AIM OF THE TASK: Find the lines that contain the word "ability" and copy each one.

RECORDS FOR THIS TASK:

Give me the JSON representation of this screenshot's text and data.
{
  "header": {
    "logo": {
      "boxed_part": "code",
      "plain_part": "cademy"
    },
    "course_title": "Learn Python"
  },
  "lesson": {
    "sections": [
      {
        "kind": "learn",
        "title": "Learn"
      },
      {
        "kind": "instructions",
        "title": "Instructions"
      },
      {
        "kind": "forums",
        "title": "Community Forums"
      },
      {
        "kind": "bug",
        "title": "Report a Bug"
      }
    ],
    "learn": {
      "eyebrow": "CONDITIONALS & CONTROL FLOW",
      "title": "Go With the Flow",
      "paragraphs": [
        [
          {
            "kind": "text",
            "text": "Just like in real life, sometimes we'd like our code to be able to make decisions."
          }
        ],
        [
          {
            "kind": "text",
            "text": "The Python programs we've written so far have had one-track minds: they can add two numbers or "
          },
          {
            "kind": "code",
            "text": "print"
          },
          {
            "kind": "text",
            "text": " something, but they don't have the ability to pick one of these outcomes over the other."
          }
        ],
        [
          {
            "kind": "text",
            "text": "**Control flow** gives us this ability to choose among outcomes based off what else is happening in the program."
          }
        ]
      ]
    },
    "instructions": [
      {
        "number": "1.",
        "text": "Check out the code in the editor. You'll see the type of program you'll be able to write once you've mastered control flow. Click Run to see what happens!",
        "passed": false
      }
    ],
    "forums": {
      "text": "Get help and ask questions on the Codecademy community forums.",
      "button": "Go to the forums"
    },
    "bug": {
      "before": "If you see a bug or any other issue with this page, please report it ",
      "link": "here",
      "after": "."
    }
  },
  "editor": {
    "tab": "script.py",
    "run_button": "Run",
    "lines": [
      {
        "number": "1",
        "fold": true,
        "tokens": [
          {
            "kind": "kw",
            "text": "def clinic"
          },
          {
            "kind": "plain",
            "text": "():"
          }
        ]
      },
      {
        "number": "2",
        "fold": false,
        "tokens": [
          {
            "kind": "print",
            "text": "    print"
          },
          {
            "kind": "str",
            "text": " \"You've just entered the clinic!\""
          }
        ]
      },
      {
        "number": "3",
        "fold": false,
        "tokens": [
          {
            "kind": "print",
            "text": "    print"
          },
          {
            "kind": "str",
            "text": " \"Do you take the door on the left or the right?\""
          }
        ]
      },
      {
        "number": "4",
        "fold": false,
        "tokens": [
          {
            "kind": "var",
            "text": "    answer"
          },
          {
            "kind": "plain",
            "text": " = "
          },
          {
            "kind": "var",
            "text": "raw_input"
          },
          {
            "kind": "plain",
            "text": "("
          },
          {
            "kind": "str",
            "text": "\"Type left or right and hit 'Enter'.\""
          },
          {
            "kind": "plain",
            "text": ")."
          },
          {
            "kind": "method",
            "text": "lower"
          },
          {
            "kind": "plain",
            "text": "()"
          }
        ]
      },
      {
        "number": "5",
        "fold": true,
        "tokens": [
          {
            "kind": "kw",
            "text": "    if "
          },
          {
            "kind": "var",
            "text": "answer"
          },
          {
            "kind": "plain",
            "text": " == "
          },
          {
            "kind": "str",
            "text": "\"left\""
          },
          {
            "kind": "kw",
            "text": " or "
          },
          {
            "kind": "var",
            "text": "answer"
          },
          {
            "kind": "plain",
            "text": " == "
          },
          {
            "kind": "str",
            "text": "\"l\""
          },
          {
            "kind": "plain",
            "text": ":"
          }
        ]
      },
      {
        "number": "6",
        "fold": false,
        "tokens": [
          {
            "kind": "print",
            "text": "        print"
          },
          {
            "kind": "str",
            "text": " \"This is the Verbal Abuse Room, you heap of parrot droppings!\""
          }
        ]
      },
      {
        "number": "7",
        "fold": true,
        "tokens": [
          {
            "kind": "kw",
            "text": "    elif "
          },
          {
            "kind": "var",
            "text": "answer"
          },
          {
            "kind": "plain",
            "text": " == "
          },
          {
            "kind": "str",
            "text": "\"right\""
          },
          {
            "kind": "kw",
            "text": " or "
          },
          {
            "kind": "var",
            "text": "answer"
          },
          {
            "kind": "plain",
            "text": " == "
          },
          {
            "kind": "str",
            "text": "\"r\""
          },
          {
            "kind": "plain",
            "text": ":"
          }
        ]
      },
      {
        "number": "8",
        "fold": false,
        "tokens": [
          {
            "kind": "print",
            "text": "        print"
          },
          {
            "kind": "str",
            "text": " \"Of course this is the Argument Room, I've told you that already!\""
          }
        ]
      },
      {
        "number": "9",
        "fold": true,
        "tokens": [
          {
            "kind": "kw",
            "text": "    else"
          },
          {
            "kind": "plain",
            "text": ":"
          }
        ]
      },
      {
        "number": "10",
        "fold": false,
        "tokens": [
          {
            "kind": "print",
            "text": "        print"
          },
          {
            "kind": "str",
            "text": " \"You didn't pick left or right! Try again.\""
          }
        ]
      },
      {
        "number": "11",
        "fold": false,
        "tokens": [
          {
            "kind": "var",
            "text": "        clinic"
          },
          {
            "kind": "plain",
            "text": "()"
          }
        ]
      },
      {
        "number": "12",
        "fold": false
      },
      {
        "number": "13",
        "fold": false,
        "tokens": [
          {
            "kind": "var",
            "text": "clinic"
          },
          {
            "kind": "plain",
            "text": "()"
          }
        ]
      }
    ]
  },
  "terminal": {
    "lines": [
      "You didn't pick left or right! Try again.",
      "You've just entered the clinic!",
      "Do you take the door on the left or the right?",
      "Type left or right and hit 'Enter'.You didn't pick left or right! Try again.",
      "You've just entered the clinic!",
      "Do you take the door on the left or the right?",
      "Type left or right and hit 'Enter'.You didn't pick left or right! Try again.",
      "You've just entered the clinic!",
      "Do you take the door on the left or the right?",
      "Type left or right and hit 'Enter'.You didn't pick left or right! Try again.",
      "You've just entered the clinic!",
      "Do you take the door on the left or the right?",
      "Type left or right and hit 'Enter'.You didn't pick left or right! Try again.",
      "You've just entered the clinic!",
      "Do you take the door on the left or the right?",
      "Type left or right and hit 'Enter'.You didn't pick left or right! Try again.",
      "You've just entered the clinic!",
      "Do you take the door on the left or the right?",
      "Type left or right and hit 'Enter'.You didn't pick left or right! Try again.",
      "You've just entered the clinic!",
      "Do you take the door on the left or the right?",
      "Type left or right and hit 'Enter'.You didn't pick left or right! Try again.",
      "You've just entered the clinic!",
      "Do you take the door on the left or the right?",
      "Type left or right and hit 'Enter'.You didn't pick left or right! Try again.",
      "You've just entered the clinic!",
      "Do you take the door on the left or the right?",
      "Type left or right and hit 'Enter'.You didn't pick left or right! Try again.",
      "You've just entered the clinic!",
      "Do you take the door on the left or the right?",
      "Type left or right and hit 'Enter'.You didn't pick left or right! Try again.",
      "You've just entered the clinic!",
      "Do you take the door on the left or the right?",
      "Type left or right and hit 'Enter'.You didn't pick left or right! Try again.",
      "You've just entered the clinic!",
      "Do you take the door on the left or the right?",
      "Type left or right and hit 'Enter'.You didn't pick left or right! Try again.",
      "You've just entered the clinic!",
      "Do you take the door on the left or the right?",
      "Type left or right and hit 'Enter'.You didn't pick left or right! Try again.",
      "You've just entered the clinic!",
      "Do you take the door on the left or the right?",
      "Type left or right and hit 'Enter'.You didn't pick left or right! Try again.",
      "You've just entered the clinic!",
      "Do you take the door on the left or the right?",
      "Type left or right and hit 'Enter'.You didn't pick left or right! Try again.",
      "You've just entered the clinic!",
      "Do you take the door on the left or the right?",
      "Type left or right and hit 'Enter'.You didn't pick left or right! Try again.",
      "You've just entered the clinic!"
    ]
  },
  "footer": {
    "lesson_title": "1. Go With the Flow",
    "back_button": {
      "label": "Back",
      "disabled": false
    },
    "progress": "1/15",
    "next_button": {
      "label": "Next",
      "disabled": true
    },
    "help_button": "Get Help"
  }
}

WRITTEN REPLY:
            "text": " something, but they don't have the ability to pick one of these outcomes over the other."
            "text": "**Control flow** gives us this ability to choose among outcomes based off what else is happening in the program."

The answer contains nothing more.